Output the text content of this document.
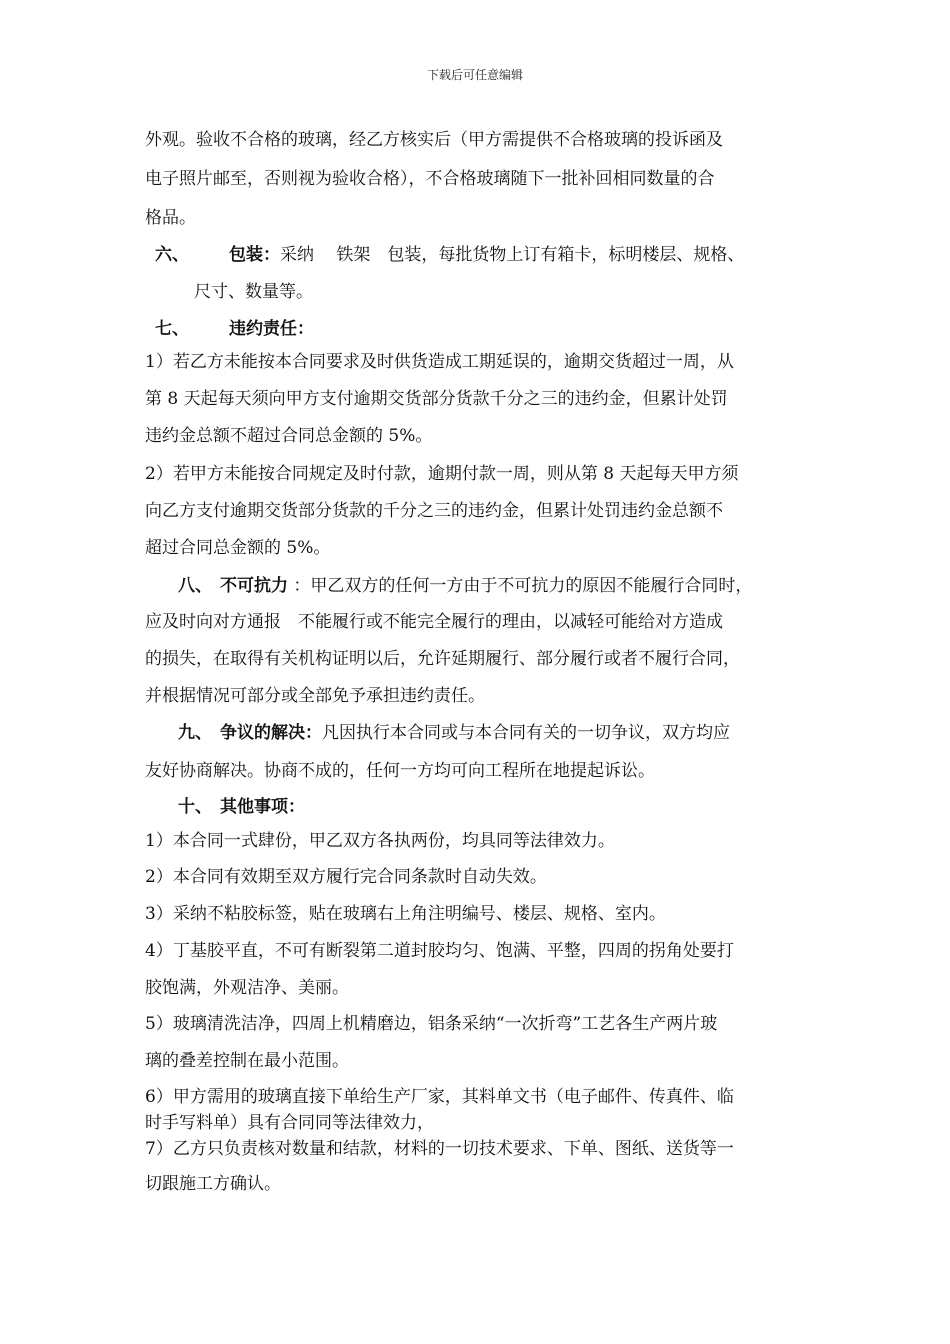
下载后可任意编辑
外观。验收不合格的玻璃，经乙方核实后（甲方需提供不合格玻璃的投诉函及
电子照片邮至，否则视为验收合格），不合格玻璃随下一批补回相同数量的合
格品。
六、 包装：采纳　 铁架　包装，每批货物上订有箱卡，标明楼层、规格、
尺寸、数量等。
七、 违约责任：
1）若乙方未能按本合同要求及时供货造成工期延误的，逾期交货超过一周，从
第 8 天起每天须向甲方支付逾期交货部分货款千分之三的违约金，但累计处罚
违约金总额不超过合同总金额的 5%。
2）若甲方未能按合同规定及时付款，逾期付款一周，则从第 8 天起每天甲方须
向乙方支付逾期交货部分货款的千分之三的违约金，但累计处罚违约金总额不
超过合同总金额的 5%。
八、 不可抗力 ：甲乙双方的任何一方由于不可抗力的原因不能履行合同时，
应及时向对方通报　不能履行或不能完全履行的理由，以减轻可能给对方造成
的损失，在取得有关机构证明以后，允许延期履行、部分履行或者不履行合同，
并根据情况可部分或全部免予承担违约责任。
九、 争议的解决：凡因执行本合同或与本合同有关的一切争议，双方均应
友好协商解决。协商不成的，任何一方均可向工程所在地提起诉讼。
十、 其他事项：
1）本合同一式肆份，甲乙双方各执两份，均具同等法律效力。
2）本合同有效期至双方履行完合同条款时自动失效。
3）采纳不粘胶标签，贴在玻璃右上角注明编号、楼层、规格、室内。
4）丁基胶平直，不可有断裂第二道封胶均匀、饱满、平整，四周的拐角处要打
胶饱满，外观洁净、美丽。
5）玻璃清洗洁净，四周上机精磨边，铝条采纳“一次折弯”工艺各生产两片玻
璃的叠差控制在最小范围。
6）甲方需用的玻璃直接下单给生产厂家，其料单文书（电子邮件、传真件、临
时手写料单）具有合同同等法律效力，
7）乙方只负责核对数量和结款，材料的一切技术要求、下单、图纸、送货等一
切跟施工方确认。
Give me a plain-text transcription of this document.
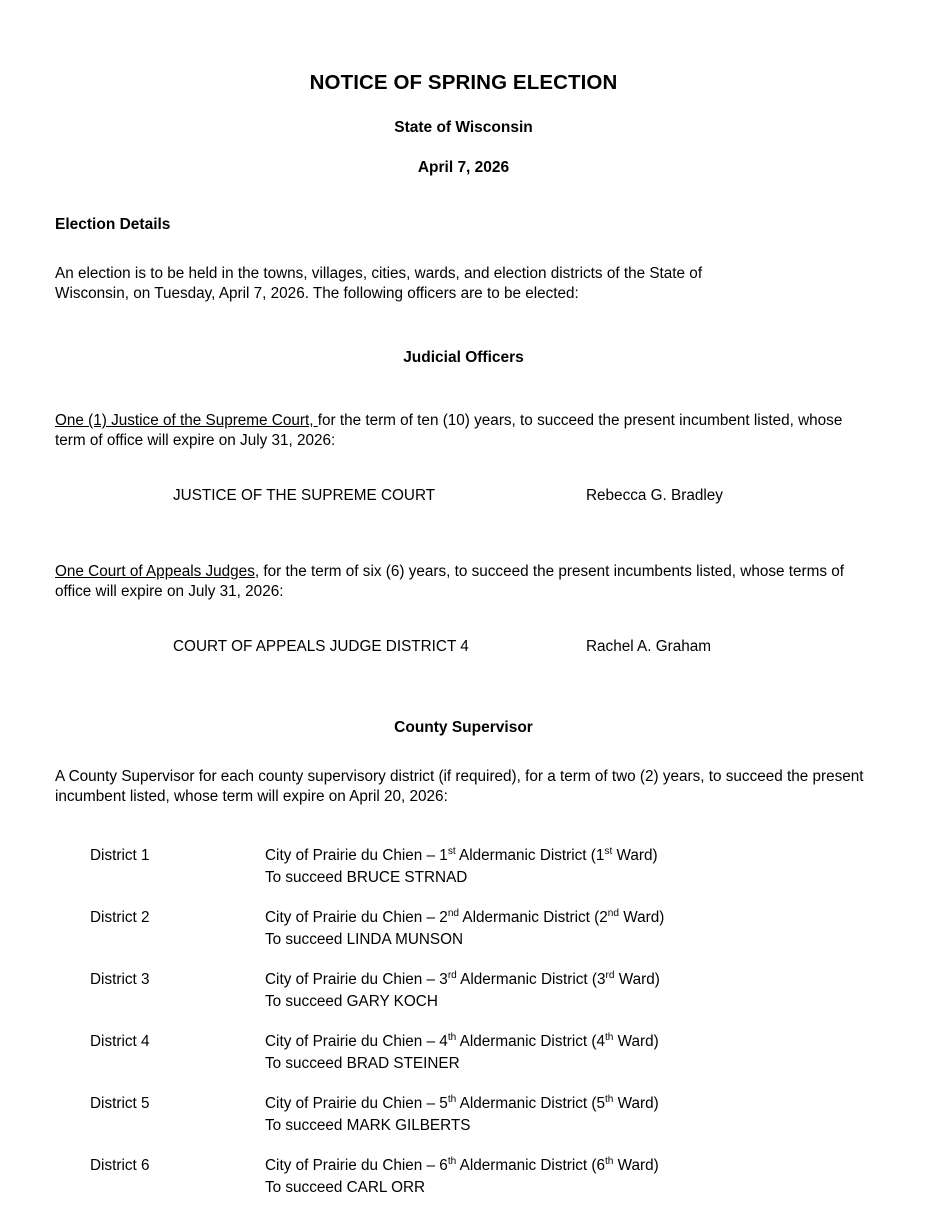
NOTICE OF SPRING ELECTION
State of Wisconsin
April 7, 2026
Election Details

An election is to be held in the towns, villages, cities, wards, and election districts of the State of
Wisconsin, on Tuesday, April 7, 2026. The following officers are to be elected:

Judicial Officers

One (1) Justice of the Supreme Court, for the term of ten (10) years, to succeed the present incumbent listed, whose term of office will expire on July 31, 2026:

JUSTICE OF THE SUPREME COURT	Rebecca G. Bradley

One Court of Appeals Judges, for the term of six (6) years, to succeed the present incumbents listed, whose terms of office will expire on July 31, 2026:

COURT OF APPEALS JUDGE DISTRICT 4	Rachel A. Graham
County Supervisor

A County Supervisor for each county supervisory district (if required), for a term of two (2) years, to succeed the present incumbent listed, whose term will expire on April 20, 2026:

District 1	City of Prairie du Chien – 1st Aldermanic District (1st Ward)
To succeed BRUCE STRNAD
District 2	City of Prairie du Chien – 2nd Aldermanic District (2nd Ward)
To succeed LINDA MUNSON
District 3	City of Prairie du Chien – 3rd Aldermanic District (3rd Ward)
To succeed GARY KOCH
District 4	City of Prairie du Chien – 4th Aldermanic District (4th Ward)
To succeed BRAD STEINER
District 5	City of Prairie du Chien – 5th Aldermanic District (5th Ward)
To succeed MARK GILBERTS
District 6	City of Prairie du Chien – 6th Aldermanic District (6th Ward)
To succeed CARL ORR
== == ==
Print each entry shown above with exact wording and no pictures.

Output the text content of this document.
下载后可任意编辑
外观。验收不合格的玻璃，经乙方核实后（甲方需提供不合格玻璃的投诉函及
电子照片邮至，否则视为验收合格），不合格玻璃随下一批补回相同数量的合
格品。
六、 包装：采纳　 铁架　包装，每批货物上订有箱卡，标明楼层、规格、
尺寸、数量等。
七、 违约责任：
1）若乙方未能按本合同要求及时供货造成工期延误的，逾期交货超过一周，从
第 8 天起每天须向甲方支付逾期交货部分货款千分之三的违约金，但累计处罚
违约金总额不超过合同总金额的 5%。
2）若甲方未能按合同规定及时付款，逾期付款一周，则从第 8 天起每天甲方须
向乙方支付逾期交货部分货款的千分之三的违约金，但累计处罚违约金总额不
超过合同总金额的 5%。
八、 不可抗力 ：甲乙双方的任何一方由于不可抗力的原因不能履行合同时，
应及时向对方通报　不能履行或不能完全履行的理由，以减轻可能给对方造成
的损失，在取得有关机构证明以后，允许延期履行、部分履行或者不履行合同，
并根据情况可部分或全部免予承担违约责任。
九、 争议的解决：凡因执行本合同或与本合同有关的一切争议，双方均应
友好协商解决。协商不成的，任何一方均可向工程所在地提起诉讼。
十、 其他事项：
1）本合同一式肆份，甲乙双方各执两份，均具同等法律效力。
2）本合同有效期至双方履行完合同条款时自动失效。
3）采纳不粘胶标签，贴在玻璃右上角注明编号、楼层、规格、室内。
4）丁基胶平直，不可有断裂第二道封胶均匀、饱满、平整，四周的拐角处要打
胶饱满，外观洁净、美丽。
5）玻璃清洗洁净，四周上机精磨边，铝条采纳“一次折弯”工艺各生产两片玻
璃的叠差控制在最小范围。
6）甲方需用的玻璃直接下单给生产厂家，其料单文书（电子邮件、传真件、临
时手写料单）具有合同同等法律效力，
7）乙方只负责核对数量和结款，材料的一切技术要求、下单、图纸、送货等一
切跟施工方确认。
Give me a plain-text transcription of this document.
NOTICE OF SPRING ELECTION
State of Wisconsin
April 7, 2026
Election Details

An election is to be held in the towns, villages, cities, wards, and election districts of the State of
Wisconsin, on Tuesday, April 7, 2026. The following officers are to be elected:

Judicial Officers

One (1) Justice of the Supreme Court, for the term of ten (10) years, to succeed the present incumbent listed, whose term of office will expire on July 31, 2026:

JUSTICE OF THE SUPREME COURT	Rebecca G. Bradley

One Court of Appeals Judges, for the term of six (6) years, to succeed the present incumbents listed, whose terms of office will expire on July 31, 2026:

COURT OF APPEALS JUDGE DISTRICT 4	Rachel A. Graham
County Supervisor

A County Supervisor for each county supervisory district (if required), for a term of two (2) years, to succeed the present incumbent listed, whose term will expire on April 20, 2026:

District 1	City of Prairie du Chien – 1st Aldermanic District (1st Ward)
To succeed BRUCE STRNAD
District 2	City of Prairie du Chien – 2nd Aldermanic District (2nd Ward)
To succeed LINDA MUNSON
District 3	City of Prairie du Chien – 3rd Aldermanic District (3rd Ward)
To succeed GARY KOCH
District 4	City of Prairie du Chien – 4th Aldermanic District (4th Ward)
To succeed BRAD STEINER
District 5	City of Prairie du Chien – 5th Aldermanic District (5th Ward)
To succeed MARK GILBERTS
District 6	City of Prairie du Chien – 6th Aldermanic District (6th Ward)
To succeed CARL ORR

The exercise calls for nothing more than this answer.